--- START DATA ROWS ---

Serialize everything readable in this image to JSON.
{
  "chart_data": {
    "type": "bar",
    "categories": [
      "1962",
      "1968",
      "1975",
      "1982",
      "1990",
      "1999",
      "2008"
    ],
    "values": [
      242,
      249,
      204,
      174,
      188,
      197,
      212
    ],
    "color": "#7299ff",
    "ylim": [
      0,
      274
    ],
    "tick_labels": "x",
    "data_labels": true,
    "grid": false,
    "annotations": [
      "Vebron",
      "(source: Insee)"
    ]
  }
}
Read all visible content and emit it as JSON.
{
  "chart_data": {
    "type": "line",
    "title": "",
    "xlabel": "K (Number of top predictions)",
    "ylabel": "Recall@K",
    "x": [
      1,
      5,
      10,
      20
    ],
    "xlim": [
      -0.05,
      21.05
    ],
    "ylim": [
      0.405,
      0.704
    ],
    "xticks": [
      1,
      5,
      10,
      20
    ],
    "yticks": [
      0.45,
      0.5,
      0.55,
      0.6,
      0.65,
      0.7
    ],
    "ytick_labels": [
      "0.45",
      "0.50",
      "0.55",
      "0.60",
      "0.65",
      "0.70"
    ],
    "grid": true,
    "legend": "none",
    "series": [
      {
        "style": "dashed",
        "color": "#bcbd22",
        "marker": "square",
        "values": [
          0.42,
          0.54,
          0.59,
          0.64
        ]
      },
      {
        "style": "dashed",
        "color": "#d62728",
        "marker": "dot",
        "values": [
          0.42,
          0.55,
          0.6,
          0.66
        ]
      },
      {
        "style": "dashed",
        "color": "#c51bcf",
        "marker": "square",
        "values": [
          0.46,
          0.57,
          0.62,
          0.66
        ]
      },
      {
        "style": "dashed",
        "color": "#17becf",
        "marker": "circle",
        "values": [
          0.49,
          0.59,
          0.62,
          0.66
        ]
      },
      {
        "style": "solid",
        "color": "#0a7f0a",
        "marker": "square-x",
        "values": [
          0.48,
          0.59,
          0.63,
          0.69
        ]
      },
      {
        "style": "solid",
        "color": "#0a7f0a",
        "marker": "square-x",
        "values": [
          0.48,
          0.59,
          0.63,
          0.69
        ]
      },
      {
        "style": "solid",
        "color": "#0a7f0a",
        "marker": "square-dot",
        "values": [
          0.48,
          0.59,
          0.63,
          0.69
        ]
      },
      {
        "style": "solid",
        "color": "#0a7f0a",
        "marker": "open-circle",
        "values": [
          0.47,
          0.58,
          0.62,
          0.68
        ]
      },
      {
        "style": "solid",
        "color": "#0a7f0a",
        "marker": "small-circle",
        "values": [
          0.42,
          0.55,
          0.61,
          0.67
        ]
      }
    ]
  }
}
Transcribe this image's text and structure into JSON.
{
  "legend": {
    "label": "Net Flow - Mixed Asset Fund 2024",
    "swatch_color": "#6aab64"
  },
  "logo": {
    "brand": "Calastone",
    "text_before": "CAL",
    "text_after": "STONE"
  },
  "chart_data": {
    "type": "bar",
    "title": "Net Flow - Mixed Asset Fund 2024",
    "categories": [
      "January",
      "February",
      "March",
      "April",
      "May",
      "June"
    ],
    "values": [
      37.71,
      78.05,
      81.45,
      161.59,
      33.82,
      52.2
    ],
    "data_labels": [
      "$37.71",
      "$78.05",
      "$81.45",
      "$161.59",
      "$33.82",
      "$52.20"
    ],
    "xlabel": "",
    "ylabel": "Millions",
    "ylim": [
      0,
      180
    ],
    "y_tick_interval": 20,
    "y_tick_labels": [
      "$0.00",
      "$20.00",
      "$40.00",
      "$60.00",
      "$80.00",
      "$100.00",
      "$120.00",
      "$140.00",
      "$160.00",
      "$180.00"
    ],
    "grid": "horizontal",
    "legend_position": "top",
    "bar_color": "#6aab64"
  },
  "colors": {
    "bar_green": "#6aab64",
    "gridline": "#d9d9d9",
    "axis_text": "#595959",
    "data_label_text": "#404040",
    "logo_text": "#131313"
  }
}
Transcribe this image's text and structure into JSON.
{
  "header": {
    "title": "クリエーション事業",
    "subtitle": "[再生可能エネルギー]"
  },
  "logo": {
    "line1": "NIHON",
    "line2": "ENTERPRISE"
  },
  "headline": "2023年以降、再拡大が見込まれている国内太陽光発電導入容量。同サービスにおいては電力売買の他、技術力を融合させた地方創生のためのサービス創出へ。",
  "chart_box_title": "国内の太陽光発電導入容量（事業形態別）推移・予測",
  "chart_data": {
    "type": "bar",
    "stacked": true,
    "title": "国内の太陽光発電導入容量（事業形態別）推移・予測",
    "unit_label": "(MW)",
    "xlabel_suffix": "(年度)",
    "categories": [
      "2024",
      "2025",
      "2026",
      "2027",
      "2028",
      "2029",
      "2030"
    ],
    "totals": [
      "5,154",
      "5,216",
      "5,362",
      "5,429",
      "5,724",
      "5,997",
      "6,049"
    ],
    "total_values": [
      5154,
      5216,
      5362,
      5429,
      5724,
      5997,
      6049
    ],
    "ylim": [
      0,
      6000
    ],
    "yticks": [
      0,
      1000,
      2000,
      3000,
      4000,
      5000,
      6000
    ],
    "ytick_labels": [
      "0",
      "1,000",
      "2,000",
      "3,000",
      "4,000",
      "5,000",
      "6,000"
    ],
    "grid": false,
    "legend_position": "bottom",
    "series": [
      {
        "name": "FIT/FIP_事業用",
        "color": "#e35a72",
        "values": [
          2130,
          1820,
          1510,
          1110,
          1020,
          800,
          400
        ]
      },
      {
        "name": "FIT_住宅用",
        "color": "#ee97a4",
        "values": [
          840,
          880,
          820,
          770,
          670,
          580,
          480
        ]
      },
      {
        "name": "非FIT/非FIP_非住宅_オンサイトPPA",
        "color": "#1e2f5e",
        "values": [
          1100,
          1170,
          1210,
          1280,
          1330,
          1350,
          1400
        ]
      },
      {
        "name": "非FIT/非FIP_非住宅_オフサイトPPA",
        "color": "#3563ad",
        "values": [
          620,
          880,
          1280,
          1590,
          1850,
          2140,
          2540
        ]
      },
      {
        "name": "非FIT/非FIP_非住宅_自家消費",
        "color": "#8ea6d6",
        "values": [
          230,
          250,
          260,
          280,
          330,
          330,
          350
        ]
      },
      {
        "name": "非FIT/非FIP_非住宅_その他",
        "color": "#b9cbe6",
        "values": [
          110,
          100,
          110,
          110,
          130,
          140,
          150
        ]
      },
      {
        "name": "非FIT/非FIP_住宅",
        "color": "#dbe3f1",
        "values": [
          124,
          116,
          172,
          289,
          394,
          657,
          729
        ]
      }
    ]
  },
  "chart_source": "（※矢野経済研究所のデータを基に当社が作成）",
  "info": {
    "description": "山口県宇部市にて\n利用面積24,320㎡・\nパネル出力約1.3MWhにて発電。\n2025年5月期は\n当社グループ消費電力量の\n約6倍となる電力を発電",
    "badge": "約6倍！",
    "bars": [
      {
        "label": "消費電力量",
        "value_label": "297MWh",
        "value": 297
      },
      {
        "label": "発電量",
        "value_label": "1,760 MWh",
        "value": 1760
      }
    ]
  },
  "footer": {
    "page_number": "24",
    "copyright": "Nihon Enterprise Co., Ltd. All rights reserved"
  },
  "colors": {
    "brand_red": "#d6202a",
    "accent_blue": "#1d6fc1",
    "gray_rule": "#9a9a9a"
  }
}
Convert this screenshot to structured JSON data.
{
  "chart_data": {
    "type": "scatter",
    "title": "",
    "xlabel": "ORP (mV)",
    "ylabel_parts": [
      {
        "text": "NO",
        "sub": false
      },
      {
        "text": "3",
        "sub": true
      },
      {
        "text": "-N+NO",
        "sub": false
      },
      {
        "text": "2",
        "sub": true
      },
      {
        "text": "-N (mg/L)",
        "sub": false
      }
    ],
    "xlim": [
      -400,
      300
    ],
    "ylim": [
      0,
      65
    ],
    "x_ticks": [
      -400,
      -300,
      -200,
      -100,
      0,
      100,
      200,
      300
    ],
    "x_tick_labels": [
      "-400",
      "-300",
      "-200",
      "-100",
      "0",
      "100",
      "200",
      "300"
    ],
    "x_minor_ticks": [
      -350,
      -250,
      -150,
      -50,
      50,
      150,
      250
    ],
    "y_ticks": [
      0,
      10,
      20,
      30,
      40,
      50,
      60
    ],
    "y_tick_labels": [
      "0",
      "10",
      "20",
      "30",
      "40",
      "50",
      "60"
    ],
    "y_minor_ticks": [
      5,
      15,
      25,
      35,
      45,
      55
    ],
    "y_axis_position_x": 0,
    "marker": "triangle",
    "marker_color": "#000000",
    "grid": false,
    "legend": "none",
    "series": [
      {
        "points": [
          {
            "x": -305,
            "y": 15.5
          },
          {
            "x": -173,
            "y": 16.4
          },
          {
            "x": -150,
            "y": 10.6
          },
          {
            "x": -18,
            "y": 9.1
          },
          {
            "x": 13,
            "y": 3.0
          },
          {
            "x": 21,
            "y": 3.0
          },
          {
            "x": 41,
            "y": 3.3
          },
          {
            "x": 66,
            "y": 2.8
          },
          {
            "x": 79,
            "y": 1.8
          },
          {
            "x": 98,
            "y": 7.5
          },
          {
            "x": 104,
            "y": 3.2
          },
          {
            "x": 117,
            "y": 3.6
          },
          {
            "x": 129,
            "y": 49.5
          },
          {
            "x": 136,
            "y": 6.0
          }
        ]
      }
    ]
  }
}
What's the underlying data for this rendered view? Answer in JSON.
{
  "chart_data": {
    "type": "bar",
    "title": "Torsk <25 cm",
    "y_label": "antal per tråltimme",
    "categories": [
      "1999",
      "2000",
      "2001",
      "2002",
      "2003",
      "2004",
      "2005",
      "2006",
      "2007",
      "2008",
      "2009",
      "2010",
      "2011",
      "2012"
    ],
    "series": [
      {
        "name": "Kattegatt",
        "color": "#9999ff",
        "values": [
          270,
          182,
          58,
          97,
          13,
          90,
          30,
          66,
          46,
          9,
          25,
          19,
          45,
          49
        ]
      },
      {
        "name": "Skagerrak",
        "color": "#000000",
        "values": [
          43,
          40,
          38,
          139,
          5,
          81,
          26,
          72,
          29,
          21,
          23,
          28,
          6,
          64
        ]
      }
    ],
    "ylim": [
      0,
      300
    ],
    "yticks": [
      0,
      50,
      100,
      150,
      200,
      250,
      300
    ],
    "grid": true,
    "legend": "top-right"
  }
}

--- END DATA ROWS ---

◆ **THE EXERCISE**: Exactly and only the lines from the one containing "What's the underlying" through the end of the material are to be reproduced, both ends included.

◆ **SOLUTION BELOW**:
What's the underlying data for this rendered view? Answer in JSON.
{
  "chart_data": {
    "type": "bar",
    "title": "Torsk <25 cm",
    "y_label": "antal per tråltimme",
    "categories": [
      "1999",
      "2000",
      "2001",
      "2002",
      "2003",
      "2004",
      "2005",
      "2006",
      "2007",
      "2008",
      "2009",
      "2010",
      "2011",
      "2012"
    ],
    "series": [
      {
        "name": "Kattegatt",
        "color": "#9999ff",
        "values": [
          270,
          182,
          58,
          97,
          13,
          90,
          30,
          66,
          46,
          9,
          25,
          19,
          45,
          49
        ]
      },
      {
        "name": "Skagerrak",
        "color": "#000000",
        "values": [
          43,
          40,
          38,
          139,
          5,
          81,
          26,
          72,
          29,
          21,
          23,
          28,
          6,
          64
        ]
      }
    ],
    "ylim": [
      0,
      300
    ],
    "yticks": [
      0,
      50,
      100,
      150,
      200,
      250,
      300
    ],
    "grid": true,
    "legend": "top-right"
  }
}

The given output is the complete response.